Exercise objective:
Output the data below in full, character for character.

Input material:
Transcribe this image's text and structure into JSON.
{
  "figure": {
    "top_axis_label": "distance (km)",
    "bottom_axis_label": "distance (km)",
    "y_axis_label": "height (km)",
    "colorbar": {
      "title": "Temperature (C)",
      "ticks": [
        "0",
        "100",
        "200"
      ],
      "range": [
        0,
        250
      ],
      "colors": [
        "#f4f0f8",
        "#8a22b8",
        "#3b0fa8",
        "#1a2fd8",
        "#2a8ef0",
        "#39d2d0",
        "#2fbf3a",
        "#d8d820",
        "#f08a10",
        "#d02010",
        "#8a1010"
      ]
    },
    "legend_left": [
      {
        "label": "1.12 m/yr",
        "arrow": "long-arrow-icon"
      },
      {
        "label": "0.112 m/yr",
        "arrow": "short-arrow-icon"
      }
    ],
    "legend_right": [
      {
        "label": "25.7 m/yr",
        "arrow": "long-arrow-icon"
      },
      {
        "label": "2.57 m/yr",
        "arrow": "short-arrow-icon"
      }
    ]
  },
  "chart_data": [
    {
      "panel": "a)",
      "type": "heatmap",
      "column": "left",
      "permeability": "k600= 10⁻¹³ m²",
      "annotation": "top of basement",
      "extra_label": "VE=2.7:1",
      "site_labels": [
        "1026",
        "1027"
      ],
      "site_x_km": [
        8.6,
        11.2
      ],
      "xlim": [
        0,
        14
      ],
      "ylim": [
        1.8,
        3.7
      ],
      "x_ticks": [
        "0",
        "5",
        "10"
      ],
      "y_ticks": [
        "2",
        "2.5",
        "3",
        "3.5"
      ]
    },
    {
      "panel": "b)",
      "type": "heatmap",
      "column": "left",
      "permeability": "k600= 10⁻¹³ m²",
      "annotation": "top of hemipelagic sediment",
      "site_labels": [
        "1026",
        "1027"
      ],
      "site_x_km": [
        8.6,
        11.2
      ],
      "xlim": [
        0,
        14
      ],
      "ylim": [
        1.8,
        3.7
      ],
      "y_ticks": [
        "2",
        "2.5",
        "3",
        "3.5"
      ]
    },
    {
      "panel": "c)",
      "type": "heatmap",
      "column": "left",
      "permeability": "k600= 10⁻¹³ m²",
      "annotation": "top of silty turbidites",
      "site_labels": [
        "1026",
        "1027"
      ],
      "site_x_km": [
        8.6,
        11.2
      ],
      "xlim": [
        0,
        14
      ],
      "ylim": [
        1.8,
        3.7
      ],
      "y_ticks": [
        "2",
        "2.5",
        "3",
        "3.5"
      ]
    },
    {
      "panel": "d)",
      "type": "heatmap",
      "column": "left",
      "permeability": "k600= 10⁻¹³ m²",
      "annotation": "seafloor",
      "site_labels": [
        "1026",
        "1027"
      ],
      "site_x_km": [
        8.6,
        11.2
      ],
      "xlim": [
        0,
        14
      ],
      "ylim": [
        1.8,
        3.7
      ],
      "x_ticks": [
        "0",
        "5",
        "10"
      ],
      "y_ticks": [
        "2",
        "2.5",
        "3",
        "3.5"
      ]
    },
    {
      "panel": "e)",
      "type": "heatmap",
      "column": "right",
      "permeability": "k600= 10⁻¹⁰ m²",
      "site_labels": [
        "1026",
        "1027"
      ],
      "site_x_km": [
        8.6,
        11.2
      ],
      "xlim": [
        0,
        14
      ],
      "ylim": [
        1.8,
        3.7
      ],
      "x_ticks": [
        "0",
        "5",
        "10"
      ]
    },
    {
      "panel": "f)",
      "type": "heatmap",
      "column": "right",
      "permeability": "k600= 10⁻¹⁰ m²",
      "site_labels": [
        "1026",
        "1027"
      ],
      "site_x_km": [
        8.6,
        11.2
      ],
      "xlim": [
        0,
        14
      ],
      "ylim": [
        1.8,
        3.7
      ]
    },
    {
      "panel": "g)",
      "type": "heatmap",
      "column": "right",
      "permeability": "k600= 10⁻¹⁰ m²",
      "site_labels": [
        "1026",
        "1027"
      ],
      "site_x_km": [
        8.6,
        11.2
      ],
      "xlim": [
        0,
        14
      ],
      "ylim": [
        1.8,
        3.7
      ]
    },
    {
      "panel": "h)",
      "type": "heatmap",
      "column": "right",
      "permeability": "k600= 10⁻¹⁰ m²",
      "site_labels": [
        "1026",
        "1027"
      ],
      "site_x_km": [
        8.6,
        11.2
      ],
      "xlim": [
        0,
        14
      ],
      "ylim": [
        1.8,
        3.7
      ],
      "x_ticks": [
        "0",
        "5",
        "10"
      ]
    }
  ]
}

Finished answer:
Transcribe this image's text and structure into JSON.
{
  "figure": {
    "top_axis_label": "distance (km)",
    "bottom_axis_label": "distance (km)",
    "y_axis_label": "height (km)",
    "colorbar": {
      "title": "Temperature (C)",
      "ticks": [
        "0",
        "100",
        "200"
      ],
      "range": [
        0,
        250
      ],
      "colors": [
        "#f4f0f8",
        "#8a22b8",
        "#3b0fa8",
        "#1a2fd8",
        "#2a8ef0",
        "#39d2d0",
        "#2fbf3a",
        "#d8d820",
        "#f08a10",
        "#d02010",
        "#8a1010"
      ]
    },
    "legend_left": [
      {
        "label": "1.12 m/yr",
        "arrow": "long-arrow-icon"
      },
      {
        "label": "0.112 m/yr",
        "arrow": "short-arrow-icon"
      }
    ],
    "legend_right": [
      {
        "label": "25.7 m/yr",
        "arrow": "long-arrow-icon"
      },
      {
        "label": "2.57 m/yr",
        "arrow": "short-arrow-icon"
      }
    ]
  },
  "chart_data": [
    {
      "panel": "a)",
      "type": "heatmap",
      "column": "left",
      "permeability": "k600= 10⁻¹³ m²",
      "annotation": "top of basement",
      "extra_label": "VE=2.7:1",
      "site_labels": [
        "1026",
        "1027"
      ],
      "site_x_km": [
        8.6,
        11.2
      ],
      "xlim": [
        0,
        14
      ],
      "ylim": [
        1.8,
        3.7
      ],
      "x_ticks": [
        "0",
        "5",
        "10"
      ],
      "y_ticks": [
        "2",
        "2.5",
        "3",
        "3.5"
      ]
    },
    {
      "panel": "b)",
      "type": "heatmap",
      "column": "left",
      "permeability": "k600= 10⁻¹³ m²",
      "annotation": "top of hemipelagic sediment",
      "site_labels": [
        "1026",
        "1027"
      ],
      "site_x_km": [
        8.6,
        11.2
      ],
      "xlim": [
        0,
        14
      ],
      "ylim": [
        1.8,
        3.7
      ],
      "y_ticks": [
        "2",
        "2.5",
        "3",
        "3.5"
      ]
    },
    {
      "panel": "c)",
      "type": "heatmap",
      "column": "left",
      "permeability": "k600= 10⁻¹³ m²",
      "annotation": "top of silty turbidites",
      "site_labels": [
        "1026",
        "1027"
      ],
      "site_x_km": [
        8.6,
        11.2
      ],
      "xlim": [
        0,
        14
      ],
      "ylim": [
        1.8,
        3.7
      ],
      "y_ticks": [
        "2",
        "2.5",
        "3",
        "3.5"
      ]
    },
    {
      "panel": "d)",
      "type": "heatmap",
      "column": "left",
      "permeability": "k600= 10⁻¹³ m²",
      "annotation": "seafloor",
      "site_labels": [
        "1026",
        "1027"
      ],
      "site_x_km": [
        8.6,
        11.2
      ],
      "xlim": [
        0,
        14
      ],
      "ylim": [
        1.8,
        3.7
      ],
      "x_ticks": [
        "0",
        "5",
        "10"
      ],
      "y_ticks": [
        "2",
        "2.5",
        "3",
        "3.5"
      ]
    },
    {
      "panel": "e)",
      "type": "heatmap",
      "column": "right",
      "permeability": "k600= 10⁻¹⁰ m²",
      "site_labels": [
        "1026",
        "1027"
      ],
      "site_x_km": [
        8.6,
        11.2
      ],
      "xlim": [
        0,
        14
      ],
      "ylim": [
        1.8,
        3.7
      ],
      "x_ticks": [
        "0",
        "5",
        "10"
      ]
    },
    {
      "panel": "f)",
      "type": "heatmap",
      "column": "right",
      "permeability": "k600= 10⁻¹⁰ m²",
      "site_labels": [
        "1026",
        "1027"
      ],
      "site_x_km": [
        8.6,
        11.2
      ],
      "xlim": [
        0,
        14
      ],
      "ylim": [
        1.8,
        3.7
      ]
    },
    {
      "panel": "g)",
      "type": "heatmap",
      "column": "right",
      "permeability": "k600= 10⁻¹⁰ m²",
      "site_labels": [
        "1026",
        "1027"
      ],
      "site_x_km": [
        8.6,
        11.2
      ],
      "xlim": [
        0,
        14
      ],
      "ylim": [
        1.8,
        3.7
      ]
    },
    {
      "panel": "h)",
      "type": "heatmap",
      "column": "right",
      "permeability": "k600= 10⁻¹⁰ m²",
      "site_labels": [
        "1026",
        "1027"
      ],
      "site_x_km": [
        8.6,
        11.2
      ],
      "xlim": [
        0,
        14
      ],
      "ylim": [
        1.8,
        3.7
      ],
      "x_ticks": [
        "0",
        "5",
        "10"
      ]
    }
  ]
}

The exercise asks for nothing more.